What you should do: Please give the data below again in full, exactly as it stands.

The data:
........
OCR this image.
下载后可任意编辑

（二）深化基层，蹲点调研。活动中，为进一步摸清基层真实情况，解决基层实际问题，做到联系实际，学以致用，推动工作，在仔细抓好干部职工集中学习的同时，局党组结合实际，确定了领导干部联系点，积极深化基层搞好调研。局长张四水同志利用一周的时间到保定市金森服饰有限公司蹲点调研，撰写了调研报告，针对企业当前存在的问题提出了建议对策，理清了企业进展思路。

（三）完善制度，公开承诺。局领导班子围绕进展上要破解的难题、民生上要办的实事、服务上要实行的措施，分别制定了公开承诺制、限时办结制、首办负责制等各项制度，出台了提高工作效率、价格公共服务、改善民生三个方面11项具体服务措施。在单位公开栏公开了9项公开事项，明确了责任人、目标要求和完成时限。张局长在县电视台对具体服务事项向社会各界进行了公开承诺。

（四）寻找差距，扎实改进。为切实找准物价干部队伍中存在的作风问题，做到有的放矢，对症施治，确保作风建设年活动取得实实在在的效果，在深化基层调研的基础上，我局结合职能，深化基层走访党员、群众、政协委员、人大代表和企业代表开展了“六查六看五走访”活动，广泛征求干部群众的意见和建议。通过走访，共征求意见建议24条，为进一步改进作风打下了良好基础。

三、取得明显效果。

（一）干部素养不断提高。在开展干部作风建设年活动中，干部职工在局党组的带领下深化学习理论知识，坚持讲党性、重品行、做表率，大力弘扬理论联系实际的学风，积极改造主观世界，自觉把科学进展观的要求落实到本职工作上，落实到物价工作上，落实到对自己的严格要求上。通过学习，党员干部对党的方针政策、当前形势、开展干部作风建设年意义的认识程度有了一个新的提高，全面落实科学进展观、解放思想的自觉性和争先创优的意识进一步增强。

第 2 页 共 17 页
........
Written reply:
OCR this image.
下载后可任意编辑

（二）深化基层，蹲点调研。活动中，为进一步摸清基层真实情况，解决基层实际问题，做到联系实际，学以致用，推动工作，在仔细抓好干部职工集中学习的同时，局党组结合实际，确定了领导干部联系点，积极深化基层搞好调研。局长张四水同志利用一周的时间到保定市金森服饰有限公司蹲点调研，撰写了调研报告，针对企业当前存在的问题提出了建议对策，理清了企业进展思路。

（三）完善制度，公开承诺。局领导班子围绕进展上要破解的难题、民生上要办的实事、服务上要实行的措施，分别制定了公开承诺制、限时办结制、首办负责制等各项制度，出台了提高工作效率、价格公共服务、改善民生三个方面11项具体服务措施。在单位公开栏公开了9项公开事项，明确了责任人、目标要求和完成时限。张局长在县电视台对具体服务事项向社会各界进行了公开承诺。

（四）寻找差距，扎实改进。为切实找准物价干部队伍中存在的作风问题，做到有的放矢，对症施治，确保作风建设年活动取得实实在在的效果，在深化基层调研的基础上，我局结合职能，深化基层走访党员、群众、政协委员、人大代表和企业代表开展了“六查六看五走访”活动，广泛征求干部群众的意见和建议。通过走访，共征求意见建议24条，为进一步改进作风打下了良好基础。

三、取得明显效果。

（一）干部素养不断提高。在开展干部作风建设年活动中，干部职工在局党组的带领下深化学习理论知识，坚持讲党性、重品行、做表率，大力弘扬理论联系实际的学风，积极改造主观世界，自觉把科学进展观的要求落实到本职工作上，落实到物价工作上，落实到对自己的严格要求上。通过学习，党员干部对党的方针政策、当前形势、开展干部作风建设年意义的认识程度有了一个新的提高，全面落实科学进展观、解放思想的自觉性和争先创优的意识进一步增强。

第 2 页 共 17 页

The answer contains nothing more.